━━━━━ Raw data

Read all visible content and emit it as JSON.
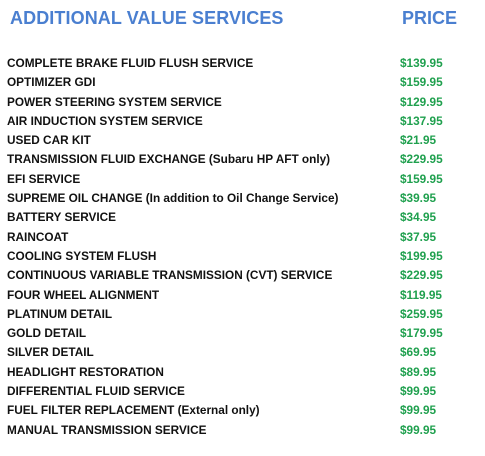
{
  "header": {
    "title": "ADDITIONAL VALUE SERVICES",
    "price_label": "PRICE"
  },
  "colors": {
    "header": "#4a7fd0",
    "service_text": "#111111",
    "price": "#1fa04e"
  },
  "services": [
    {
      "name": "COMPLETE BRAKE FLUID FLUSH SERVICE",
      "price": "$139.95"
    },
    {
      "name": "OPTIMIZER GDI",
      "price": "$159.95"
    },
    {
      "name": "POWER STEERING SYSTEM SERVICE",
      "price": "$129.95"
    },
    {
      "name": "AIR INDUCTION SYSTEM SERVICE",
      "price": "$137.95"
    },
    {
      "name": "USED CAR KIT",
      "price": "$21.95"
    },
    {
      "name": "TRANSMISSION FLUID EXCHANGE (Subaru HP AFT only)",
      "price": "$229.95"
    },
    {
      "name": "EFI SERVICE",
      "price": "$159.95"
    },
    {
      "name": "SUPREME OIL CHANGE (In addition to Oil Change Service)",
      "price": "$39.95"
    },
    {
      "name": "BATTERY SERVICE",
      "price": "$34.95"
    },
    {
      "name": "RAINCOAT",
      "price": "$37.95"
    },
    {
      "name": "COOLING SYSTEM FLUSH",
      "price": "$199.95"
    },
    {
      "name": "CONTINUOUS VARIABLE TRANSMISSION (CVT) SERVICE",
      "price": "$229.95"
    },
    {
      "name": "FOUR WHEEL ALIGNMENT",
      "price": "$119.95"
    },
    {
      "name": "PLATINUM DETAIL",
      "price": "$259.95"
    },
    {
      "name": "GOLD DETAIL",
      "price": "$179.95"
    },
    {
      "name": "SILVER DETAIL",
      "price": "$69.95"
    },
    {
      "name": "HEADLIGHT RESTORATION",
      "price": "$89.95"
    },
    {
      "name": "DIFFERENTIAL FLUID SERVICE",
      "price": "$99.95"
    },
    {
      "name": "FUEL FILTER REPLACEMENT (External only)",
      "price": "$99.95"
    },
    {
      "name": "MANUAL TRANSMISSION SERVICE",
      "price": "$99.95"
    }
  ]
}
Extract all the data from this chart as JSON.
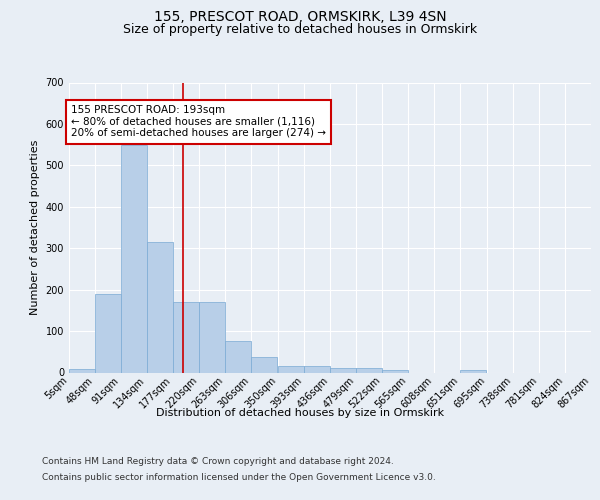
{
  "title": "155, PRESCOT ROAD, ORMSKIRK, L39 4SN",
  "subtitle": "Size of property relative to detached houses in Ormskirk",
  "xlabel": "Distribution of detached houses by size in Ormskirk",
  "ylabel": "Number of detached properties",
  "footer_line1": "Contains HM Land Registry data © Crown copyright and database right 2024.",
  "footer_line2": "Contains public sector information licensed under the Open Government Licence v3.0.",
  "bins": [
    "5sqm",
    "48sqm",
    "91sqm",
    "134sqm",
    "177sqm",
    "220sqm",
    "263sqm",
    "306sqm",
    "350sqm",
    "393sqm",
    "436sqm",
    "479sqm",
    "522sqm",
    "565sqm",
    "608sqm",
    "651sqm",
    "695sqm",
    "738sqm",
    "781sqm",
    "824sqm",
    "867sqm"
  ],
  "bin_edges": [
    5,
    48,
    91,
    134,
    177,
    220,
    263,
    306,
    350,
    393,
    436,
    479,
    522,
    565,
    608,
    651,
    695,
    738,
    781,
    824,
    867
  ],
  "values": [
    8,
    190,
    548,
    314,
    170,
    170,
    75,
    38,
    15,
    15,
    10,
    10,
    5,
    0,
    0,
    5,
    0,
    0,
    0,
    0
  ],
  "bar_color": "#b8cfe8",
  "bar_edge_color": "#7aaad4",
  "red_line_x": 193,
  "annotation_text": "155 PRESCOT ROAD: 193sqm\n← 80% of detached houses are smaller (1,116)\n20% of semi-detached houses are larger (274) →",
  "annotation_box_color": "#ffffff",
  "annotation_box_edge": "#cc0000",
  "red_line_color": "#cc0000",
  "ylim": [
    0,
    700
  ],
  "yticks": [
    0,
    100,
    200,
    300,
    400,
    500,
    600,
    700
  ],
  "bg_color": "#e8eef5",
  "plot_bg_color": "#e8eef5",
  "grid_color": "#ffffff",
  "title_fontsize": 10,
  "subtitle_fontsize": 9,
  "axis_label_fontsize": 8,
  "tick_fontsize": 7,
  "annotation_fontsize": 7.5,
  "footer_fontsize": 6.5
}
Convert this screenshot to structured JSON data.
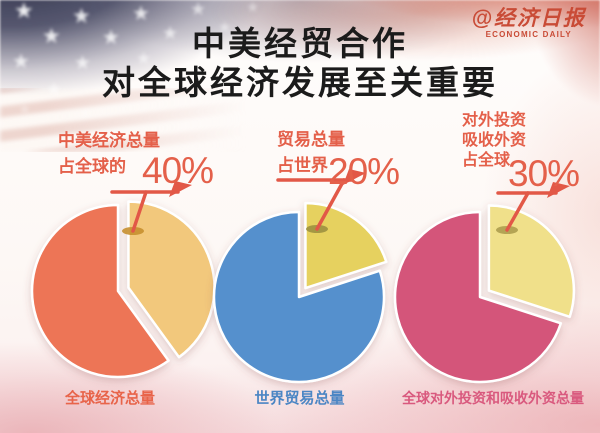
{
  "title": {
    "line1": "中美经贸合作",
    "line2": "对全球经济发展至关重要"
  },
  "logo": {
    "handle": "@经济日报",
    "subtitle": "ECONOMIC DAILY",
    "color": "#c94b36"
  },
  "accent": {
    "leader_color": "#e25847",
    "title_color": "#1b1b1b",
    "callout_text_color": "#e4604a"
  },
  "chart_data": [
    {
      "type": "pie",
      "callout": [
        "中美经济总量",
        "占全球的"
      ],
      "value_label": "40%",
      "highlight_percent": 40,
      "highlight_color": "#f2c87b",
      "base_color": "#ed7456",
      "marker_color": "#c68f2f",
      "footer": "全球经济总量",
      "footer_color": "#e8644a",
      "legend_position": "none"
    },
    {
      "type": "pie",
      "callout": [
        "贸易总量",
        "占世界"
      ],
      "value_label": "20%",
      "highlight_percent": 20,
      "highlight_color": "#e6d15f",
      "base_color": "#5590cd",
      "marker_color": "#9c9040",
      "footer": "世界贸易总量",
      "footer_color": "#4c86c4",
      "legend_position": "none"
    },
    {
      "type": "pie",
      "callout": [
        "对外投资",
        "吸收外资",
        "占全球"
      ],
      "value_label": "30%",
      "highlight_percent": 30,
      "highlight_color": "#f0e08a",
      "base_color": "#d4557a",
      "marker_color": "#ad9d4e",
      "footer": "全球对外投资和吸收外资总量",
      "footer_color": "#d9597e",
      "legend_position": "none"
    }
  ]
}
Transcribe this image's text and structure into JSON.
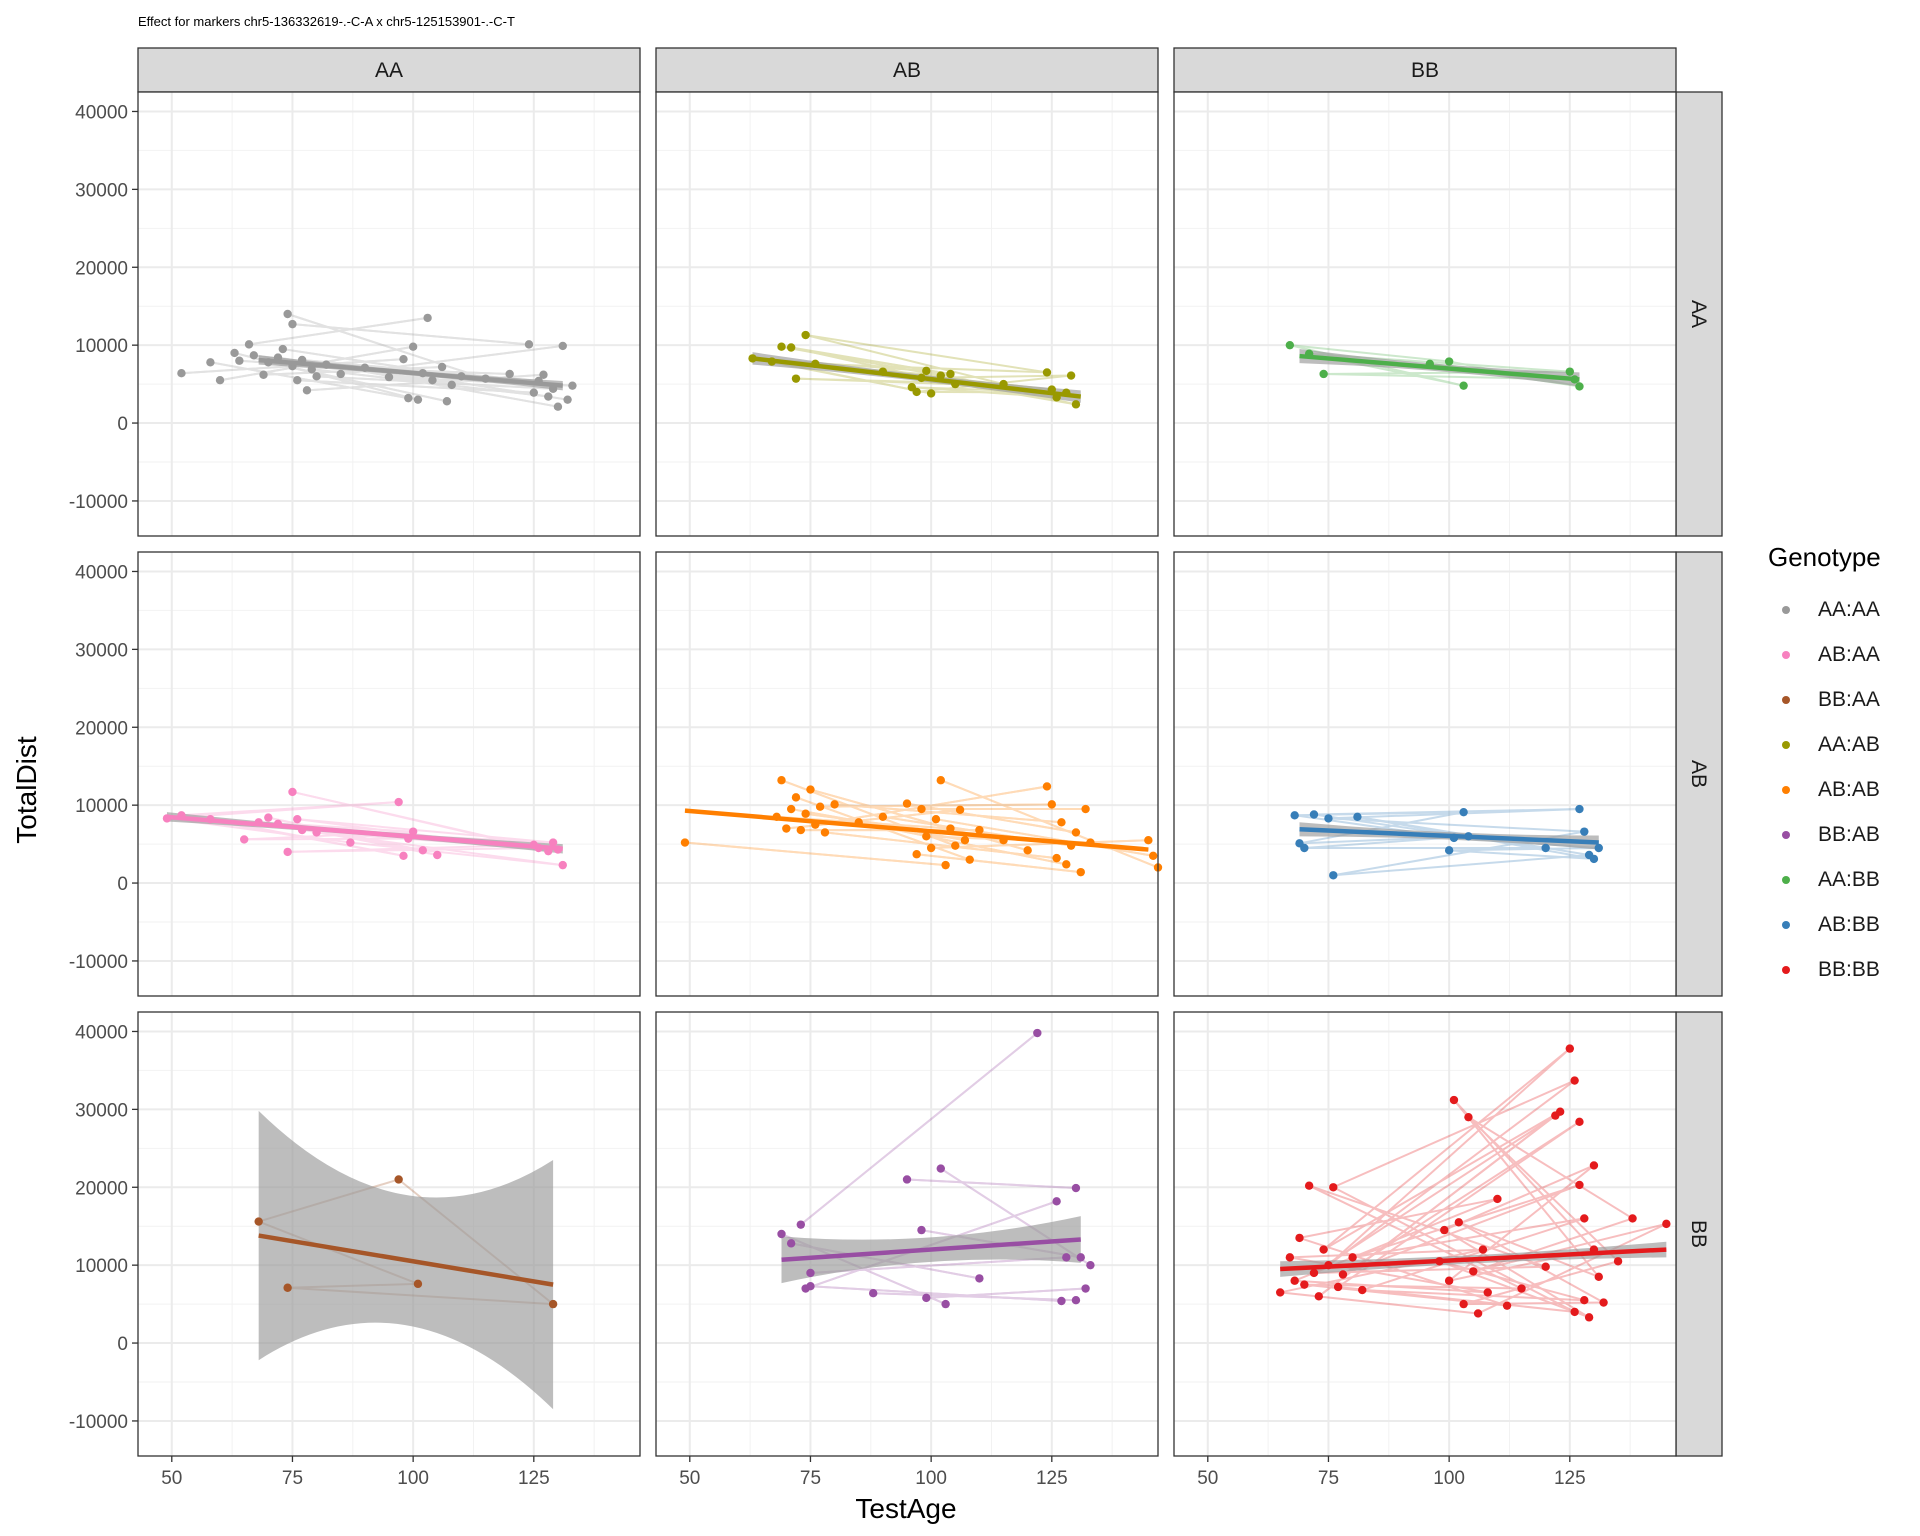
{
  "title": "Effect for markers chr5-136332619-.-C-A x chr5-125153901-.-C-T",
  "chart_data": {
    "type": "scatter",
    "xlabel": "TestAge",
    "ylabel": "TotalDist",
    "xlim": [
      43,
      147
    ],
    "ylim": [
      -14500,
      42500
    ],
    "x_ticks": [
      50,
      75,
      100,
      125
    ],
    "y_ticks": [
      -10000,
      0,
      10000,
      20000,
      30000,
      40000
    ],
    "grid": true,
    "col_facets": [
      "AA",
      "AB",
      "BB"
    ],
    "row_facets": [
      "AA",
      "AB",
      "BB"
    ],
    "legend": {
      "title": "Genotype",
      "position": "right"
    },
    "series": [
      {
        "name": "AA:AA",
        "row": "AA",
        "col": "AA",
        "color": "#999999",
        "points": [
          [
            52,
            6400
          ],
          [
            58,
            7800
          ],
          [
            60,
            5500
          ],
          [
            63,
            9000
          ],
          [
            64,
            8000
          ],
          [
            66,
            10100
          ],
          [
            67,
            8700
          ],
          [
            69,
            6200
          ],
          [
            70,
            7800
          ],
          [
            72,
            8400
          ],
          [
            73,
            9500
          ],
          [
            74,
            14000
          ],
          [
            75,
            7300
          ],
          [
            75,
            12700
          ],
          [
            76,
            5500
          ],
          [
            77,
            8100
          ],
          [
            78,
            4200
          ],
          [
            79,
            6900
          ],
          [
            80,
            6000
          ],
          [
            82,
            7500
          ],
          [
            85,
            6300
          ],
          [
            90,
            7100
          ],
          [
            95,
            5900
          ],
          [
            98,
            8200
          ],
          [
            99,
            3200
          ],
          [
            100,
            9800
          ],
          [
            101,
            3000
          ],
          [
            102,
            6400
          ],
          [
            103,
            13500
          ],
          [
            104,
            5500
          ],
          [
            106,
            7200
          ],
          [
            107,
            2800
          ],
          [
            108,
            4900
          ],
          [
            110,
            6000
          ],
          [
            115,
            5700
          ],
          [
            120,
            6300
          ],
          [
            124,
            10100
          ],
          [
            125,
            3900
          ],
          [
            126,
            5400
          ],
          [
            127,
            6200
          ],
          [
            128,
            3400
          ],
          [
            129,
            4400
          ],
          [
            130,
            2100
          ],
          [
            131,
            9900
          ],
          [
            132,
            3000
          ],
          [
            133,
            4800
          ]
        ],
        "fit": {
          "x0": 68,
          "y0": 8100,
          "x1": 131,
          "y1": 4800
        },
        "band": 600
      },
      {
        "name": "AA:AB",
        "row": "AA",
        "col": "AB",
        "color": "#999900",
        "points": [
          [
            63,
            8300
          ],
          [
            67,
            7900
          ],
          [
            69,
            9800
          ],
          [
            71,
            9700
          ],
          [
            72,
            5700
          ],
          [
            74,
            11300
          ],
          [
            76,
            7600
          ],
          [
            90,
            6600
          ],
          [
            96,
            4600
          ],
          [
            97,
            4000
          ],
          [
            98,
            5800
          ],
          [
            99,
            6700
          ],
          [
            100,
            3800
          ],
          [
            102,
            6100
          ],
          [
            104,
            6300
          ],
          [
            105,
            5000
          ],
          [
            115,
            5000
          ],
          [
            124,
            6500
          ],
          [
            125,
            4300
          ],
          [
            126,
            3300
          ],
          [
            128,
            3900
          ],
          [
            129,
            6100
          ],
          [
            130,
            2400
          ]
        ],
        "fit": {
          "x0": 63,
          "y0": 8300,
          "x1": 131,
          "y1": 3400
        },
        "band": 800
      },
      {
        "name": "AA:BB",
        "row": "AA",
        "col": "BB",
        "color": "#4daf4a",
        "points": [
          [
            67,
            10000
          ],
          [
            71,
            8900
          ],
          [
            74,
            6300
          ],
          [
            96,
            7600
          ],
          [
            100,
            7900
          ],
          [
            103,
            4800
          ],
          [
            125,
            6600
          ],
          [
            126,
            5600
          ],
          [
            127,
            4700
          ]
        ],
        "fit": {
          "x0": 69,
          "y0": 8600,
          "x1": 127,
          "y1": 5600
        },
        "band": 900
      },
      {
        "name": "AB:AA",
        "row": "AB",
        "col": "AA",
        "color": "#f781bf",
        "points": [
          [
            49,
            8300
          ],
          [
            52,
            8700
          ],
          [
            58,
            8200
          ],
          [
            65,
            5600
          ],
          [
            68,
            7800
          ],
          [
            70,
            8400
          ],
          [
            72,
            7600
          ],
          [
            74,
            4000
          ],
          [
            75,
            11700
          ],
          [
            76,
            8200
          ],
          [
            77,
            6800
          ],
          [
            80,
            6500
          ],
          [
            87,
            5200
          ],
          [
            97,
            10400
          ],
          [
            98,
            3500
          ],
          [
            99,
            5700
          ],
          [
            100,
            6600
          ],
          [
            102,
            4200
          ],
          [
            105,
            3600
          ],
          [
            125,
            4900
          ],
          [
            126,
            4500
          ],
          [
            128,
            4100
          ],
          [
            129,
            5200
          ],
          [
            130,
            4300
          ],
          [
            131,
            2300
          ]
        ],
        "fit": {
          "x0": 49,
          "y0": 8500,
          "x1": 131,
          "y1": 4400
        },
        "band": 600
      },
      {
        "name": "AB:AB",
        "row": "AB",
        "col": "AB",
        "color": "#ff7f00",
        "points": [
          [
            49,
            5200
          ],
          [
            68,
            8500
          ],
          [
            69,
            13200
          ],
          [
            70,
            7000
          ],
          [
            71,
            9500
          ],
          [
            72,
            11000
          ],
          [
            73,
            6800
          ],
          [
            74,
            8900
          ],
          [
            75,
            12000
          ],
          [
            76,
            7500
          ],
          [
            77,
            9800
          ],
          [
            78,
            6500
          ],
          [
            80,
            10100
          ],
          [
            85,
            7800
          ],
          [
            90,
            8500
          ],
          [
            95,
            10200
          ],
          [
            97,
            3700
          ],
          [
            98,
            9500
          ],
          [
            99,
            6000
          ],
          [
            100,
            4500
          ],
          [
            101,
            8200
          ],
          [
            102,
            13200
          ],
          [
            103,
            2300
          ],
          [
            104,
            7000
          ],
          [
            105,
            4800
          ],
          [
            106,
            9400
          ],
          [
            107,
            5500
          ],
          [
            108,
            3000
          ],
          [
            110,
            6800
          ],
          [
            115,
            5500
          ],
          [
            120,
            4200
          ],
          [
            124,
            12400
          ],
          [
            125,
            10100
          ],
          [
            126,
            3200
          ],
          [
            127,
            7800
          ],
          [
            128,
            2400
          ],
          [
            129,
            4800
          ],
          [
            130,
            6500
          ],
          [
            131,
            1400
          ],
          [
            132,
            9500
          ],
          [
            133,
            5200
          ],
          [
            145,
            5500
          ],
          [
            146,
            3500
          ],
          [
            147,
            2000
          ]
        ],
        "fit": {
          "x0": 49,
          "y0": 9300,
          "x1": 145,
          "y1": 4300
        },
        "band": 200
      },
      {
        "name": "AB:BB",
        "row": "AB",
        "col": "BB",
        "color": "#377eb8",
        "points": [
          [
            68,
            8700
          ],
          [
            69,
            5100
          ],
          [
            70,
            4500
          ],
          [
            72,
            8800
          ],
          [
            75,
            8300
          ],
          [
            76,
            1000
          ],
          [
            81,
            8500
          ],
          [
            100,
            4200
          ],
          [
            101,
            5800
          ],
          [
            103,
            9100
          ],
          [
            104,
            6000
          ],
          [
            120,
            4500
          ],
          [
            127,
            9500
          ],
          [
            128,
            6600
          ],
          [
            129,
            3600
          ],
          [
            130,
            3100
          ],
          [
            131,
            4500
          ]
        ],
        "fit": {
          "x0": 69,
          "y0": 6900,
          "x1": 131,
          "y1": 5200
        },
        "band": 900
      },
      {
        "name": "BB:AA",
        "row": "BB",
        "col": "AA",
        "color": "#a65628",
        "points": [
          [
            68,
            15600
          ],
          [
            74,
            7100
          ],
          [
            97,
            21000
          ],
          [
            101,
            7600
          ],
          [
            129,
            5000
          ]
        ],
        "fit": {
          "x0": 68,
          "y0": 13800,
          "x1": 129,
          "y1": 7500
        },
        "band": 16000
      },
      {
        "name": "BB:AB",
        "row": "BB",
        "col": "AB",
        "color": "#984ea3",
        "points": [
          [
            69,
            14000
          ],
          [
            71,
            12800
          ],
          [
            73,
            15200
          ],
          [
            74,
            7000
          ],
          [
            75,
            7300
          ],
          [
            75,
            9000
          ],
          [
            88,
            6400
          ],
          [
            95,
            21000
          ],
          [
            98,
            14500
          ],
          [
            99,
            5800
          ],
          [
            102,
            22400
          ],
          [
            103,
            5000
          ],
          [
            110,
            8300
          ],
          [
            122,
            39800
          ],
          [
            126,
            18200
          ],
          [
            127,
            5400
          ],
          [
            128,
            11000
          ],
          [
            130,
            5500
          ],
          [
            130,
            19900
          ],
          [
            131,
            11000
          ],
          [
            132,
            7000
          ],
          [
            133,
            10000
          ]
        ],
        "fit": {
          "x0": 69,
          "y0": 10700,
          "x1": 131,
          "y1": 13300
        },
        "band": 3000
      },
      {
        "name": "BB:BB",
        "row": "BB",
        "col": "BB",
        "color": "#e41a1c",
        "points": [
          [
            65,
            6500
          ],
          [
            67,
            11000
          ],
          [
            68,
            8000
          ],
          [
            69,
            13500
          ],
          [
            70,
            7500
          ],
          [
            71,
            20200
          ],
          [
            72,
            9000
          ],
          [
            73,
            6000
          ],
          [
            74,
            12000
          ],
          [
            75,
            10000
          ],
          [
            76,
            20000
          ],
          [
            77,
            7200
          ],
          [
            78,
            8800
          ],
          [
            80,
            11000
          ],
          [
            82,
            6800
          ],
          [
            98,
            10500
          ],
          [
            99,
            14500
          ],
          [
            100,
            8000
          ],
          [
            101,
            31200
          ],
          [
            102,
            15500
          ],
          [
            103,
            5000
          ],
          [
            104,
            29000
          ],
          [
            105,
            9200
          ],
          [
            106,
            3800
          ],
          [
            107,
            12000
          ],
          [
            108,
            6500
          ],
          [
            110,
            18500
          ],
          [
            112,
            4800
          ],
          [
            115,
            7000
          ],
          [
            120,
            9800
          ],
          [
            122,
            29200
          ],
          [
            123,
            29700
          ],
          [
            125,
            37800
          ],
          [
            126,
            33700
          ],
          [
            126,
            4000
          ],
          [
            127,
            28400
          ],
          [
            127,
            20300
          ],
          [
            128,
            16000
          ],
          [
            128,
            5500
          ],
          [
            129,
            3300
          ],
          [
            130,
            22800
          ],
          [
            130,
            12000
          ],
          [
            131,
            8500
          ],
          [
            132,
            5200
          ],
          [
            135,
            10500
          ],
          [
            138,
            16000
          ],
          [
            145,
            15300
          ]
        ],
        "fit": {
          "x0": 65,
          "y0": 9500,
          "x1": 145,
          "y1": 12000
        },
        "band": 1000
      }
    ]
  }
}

━━━━━━━━━━

Instructions to follow
Say how many lines have the string "this" in them, offering no words beyond the number.

Task result
3